## What is expected:
State how many lines include "Page", giving the number by itself.

[START Input rows]

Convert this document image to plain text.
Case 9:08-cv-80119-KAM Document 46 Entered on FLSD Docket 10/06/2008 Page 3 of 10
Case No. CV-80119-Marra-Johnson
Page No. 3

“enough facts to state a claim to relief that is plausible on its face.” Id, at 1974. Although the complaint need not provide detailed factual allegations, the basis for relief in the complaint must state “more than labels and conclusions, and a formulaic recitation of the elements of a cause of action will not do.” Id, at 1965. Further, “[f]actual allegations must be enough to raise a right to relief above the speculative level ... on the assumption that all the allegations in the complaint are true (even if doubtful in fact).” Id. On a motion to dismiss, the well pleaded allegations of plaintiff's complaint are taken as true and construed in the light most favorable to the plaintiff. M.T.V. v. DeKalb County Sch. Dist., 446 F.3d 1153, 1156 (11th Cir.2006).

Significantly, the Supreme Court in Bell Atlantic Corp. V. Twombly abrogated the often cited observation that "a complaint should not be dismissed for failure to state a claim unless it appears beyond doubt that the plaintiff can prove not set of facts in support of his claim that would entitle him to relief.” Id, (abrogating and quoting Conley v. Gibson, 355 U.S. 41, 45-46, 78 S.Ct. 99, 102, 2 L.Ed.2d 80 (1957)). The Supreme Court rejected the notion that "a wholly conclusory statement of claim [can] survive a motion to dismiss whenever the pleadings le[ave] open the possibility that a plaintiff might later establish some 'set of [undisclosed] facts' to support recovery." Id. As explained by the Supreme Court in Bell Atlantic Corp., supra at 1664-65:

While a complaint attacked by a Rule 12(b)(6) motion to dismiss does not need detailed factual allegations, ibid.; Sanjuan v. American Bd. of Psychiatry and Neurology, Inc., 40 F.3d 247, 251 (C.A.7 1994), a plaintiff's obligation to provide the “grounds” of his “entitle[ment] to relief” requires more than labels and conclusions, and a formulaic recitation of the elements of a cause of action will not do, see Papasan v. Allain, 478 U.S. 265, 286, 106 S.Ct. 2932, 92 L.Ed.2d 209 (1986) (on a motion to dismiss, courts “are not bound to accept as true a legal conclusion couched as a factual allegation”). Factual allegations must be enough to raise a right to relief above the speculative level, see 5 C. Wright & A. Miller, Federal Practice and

[END Input rows]

## Task response:
2